_WORK TO COMPLETE_
Print out each record below, unaltered and complete, without its images.

Figure record listings:
** begin **
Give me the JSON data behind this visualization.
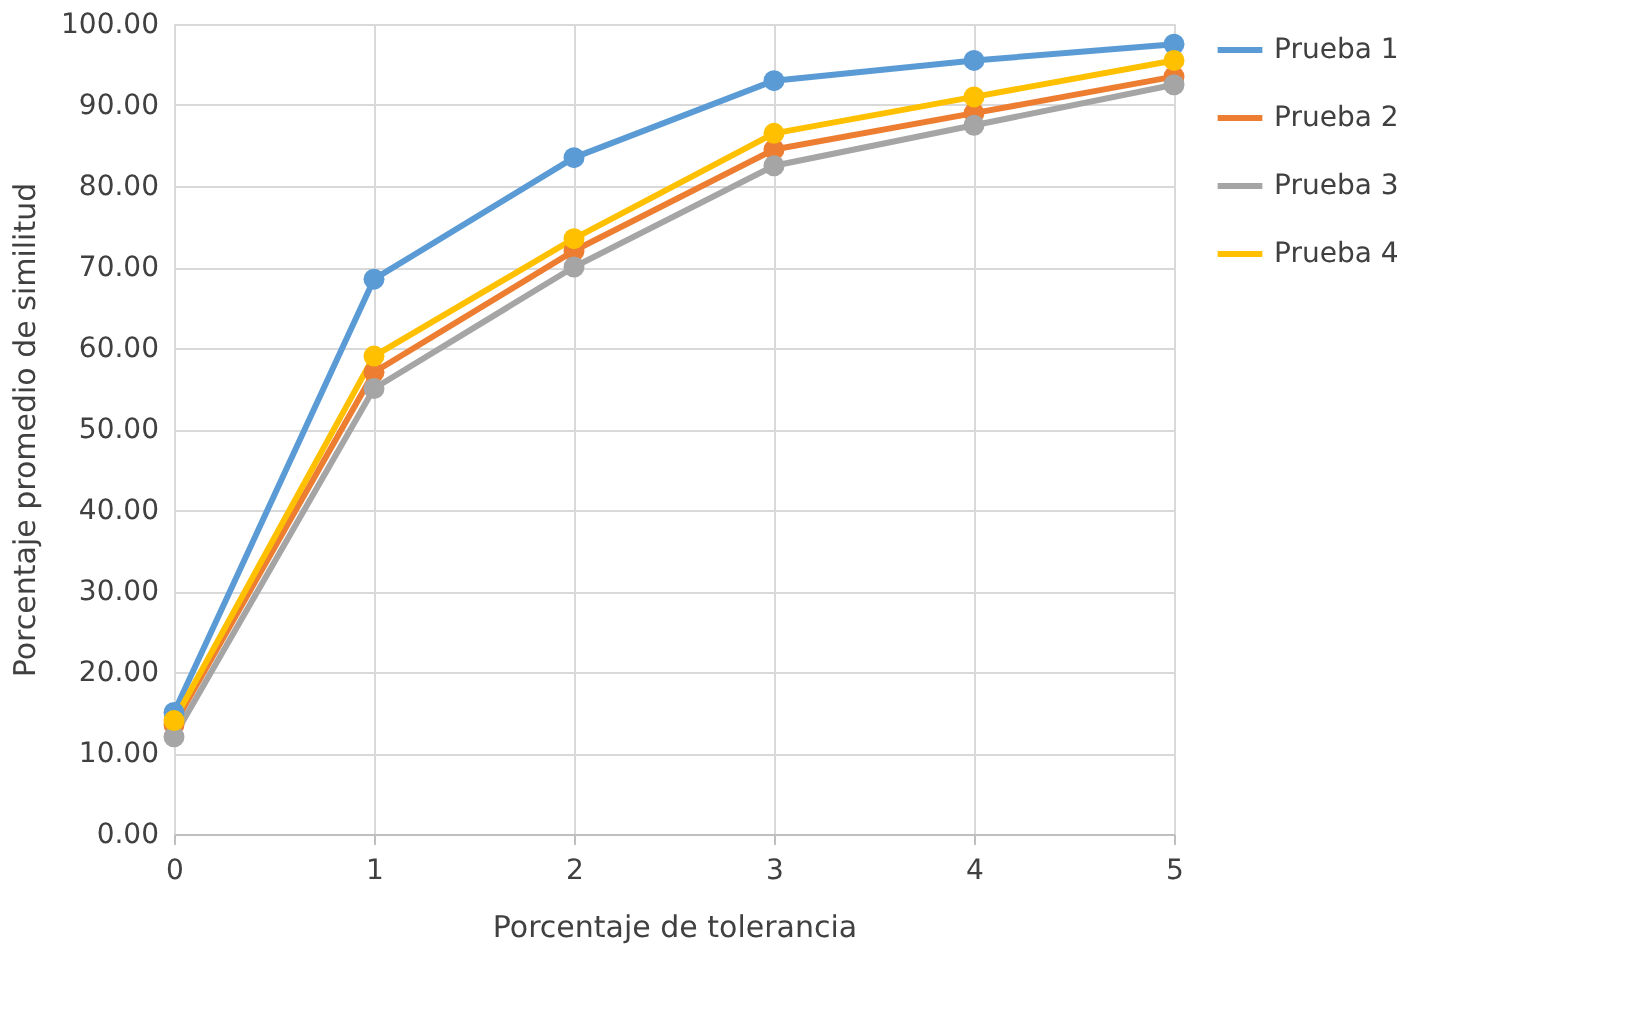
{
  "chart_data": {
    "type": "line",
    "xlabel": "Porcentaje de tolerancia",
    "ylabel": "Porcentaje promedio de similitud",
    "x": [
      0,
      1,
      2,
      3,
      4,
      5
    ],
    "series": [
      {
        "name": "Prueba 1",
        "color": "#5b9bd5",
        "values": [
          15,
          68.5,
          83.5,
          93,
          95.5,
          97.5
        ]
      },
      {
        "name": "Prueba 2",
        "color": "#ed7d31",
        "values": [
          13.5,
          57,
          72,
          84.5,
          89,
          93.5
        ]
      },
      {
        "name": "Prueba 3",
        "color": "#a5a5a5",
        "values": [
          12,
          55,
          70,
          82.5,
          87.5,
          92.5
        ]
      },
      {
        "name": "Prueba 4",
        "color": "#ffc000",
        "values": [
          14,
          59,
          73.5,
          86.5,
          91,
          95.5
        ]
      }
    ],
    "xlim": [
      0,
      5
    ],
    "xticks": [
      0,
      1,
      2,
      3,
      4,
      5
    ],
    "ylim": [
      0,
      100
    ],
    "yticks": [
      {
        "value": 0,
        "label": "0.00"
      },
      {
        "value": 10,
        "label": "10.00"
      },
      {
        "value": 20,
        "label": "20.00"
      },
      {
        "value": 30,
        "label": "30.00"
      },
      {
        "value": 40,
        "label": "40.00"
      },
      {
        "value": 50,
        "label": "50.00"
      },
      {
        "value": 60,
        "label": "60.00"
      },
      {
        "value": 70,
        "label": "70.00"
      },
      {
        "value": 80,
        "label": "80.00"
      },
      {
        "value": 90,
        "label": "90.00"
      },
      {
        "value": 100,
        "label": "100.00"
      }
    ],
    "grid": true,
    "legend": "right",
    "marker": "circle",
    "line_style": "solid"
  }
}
** end **
_SOLUTION TO THIS TASK_
Give me the JSON data behind this visualization.
{
  "chart_data": {
    "type": "line",
    "xlabel": "Porcentaje de tolerancia",
    "ylabel": "Porcentaje promedio de similitud",
    "x": [
      0,
      1,
      2,
      3,
      4,
      5
    ],
    "series": [
      {
        "name": "Prueba 1",
        "color": "#5b9bd5",
        "values": [
          15,
          68.5,
          83.5,
          93,
          95.5,
          97.5
        ]
      },
      {
        "name": "Prueba 2",
        "color": "#ed7d31",
        "values": [
          13.5,
          57,
          72,
          84.5,
          89,
          93.5
        ]
      },
      {
        "name": "Prueba 3",
        "color": "#a5a5a5",
        "values": [
          12,
          55,
          70,
          82.5,
          87.5,
          92.5
        ]
      },
      {
        "name": "Prueba 4",
        "color": "#ffc000",
        "values": [
          14,
          59,
          73.5,
          86.5,
          91,
          95.5
        ]
      }
    ],
    "xlim": [
      0,
      5
    ],
    "xticks": [
      0,
      1,
      2,
      3,
      4,
      5
    ],
    "ylim": [
      0,
      100
    ],
    "yticks": [
      {
        "value": 0,
        "label": "0.00"
      },
      {
        "value": 10,
        "label": "10.00"
      },
      {
        "value": 20,
        "label": "20.00"
      },
      {
        "value": 30,
        "label": "30.00"
      },
      {
        "value": 40,
        "label": "40.00"
      },
      {
        "value": 50,
        "label": "50.00"
      },
      {
        "value": 60,
        "label": "60.00"
      },
      {
        "value": 70,
        "label": "70.00"
      },
      {
        "value": 80,
        "label": "80.00"
      },
      {
        "value": 90,
        "label": "90.00"
      },
      {
        "value": 100,
        "label": "100.00"
      }
    ],
    "grid": true,
    "legend": "right",
    "marker": "circle",
    "line_style": "solid"
  }
}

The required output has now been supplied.